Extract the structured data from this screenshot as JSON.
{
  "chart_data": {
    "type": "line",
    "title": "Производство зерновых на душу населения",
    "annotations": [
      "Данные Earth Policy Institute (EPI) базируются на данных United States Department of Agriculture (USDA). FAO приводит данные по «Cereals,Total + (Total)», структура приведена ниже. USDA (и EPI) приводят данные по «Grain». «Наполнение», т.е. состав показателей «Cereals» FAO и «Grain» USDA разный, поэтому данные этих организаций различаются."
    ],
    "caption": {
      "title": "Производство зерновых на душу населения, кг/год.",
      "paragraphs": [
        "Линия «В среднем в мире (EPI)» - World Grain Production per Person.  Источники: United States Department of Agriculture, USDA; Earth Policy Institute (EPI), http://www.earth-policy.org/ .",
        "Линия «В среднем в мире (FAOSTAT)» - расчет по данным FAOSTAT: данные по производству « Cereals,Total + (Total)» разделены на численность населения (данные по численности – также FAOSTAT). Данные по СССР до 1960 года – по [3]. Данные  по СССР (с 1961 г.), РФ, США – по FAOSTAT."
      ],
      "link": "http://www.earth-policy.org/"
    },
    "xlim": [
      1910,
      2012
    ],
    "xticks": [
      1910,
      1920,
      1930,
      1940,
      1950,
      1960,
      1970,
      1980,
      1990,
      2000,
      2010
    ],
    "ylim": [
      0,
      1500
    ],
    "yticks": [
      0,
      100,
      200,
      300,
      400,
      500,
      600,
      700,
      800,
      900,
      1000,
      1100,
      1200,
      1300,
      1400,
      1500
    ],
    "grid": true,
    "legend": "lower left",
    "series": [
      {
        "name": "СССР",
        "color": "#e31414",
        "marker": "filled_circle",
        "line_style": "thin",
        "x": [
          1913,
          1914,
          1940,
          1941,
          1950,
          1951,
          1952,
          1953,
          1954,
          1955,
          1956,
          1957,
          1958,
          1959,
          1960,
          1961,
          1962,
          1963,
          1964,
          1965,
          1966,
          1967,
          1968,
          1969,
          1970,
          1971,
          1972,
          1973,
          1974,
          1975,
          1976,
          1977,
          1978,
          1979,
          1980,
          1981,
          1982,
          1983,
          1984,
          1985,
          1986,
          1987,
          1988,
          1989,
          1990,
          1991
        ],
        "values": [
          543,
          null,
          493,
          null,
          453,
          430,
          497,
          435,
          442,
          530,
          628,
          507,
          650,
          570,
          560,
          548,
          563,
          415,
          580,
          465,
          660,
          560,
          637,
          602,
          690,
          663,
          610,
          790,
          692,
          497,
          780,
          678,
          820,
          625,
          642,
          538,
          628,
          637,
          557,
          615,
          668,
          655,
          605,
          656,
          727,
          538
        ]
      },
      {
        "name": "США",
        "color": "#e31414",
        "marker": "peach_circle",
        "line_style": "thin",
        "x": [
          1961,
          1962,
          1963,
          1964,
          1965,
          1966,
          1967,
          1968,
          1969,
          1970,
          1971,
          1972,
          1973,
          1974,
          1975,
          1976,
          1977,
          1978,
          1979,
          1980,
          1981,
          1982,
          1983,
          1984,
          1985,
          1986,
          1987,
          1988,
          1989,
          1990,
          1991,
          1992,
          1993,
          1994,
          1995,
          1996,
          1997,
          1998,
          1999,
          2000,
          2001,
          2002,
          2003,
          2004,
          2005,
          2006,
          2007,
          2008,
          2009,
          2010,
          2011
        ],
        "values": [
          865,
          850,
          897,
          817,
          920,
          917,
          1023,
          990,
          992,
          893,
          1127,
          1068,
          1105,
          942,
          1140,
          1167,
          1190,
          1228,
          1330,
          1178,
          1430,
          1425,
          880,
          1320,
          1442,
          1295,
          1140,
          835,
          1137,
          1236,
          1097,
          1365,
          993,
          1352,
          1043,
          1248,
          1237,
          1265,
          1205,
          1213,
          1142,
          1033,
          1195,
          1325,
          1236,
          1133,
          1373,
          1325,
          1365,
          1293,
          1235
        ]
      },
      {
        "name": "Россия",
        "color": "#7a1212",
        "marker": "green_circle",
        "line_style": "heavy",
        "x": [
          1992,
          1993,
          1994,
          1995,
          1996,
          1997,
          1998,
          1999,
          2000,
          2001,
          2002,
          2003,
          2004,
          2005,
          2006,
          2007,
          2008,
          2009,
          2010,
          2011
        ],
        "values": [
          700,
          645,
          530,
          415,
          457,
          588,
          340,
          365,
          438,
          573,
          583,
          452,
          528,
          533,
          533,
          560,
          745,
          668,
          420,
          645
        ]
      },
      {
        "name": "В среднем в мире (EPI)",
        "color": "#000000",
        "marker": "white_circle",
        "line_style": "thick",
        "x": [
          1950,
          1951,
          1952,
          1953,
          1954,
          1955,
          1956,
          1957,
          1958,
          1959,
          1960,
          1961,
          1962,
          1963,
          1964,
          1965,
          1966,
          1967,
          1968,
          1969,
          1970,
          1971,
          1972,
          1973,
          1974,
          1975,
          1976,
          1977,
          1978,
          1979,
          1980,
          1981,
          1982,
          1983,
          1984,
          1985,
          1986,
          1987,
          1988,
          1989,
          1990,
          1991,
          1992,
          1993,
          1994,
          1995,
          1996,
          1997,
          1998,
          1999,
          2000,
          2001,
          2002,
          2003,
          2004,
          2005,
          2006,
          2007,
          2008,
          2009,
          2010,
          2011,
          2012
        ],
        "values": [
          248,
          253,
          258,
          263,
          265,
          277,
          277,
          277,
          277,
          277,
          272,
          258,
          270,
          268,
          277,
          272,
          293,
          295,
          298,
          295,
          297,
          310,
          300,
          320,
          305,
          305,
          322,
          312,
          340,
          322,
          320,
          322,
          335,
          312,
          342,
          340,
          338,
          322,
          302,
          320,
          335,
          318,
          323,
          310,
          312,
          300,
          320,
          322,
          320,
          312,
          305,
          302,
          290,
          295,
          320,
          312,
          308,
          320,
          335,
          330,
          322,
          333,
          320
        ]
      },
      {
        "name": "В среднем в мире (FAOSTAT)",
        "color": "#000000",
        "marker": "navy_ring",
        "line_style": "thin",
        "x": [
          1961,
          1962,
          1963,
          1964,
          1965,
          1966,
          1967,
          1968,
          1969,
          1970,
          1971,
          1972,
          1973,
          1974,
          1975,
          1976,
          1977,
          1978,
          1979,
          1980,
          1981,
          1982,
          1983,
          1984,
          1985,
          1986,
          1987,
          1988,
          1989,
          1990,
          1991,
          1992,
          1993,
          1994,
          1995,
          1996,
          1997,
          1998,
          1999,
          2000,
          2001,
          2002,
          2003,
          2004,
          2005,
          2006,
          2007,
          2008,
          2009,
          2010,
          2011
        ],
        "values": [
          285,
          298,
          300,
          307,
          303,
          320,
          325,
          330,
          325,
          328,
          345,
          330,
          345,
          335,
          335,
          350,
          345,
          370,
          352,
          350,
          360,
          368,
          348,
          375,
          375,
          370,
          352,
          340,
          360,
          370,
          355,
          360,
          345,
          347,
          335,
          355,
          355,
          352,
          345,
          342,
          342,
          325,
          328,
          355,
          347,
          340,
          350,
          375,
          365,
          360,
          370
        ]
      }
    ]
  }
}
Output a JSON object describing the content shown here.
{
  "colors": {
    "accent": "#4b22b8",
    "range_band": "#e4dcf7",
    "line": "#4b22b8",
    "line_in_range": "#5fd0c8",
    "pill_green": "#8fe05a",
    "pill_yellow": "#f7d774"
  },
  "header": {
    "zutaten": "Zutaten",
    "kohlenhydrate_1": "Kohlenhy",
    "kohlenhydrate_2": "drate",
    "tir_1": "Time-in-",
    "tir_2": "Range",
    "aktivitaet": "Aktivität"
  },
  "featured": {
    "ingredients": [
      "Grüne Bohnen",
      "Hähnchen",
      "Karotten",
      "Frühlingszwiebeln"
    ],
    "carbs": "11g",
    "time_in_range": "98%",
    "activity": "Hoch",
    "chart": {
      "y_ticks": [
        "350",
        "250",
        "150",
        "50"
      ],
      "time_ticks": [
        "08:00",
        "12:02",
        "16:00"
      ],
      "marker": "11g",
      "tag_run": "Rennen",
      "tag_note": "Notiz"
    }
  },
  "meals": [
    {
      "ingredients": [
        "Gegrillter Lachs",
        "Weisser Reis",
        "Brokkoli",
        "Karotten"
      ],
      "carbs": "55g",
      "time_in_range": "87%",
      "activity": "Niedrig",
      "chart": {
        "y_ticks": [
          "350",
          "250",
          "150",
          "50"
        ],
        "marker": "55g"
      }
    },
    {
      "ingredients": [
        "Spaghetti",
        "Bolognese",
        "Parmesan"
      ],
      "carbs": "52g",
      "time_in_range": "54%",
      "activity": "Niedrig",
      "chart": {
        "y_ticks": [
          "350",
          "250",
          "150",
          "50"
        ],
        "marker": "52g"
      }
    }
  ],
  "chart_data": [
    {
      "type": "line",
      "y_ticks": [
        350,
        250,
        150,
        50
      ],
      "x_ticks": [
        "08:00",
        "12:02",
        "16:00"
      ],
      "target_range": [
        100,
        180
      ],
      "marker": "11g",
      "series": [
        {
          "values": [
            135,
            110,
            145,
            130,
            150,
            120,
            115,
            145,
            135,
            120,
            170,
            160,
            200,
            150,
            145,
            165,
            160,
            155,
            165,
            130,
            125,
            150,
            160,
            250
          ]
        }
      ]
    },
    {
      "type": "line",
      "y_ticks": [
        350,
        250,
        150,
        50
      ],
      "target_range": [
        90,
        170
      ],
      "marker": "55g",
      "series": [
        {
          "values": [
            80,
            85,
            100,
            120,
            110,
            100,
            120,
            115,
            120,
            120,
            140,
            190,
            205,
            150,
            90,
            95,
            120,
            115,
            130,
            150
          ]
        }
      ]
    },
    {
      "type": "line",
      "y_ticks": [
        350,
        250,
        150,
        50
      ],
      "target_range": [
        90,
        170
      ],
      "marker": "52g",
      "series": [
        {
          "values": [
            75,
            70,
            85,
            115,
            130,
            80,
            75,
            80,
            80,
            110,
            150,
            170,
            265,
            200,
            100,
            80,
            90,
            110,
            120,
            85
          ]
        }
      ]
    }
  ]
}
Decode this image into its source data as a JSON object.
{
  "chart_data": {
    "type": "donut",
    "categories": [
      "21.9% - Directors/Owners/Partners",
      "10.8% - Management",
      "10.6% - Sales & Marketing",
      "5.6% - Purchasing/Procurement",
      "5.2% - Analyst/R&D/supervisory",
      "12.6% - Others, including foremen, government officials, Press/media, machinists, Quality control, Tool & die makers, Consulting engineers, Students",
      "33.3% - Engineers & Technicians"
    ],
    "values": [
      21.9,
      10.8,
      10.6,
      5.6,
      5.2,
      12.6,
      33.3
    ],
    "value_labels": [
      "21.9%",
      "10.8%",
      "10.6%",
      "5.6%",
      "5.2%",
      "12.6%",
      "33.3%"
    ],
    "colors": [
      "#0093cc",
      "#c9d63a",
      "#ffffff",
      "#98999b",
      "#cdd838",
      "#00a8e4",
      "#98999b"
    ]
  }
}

- Task to carry out -
State the count of lines holding the string "Производство" in the listing above, and nothing else.

- Exercise solution -
2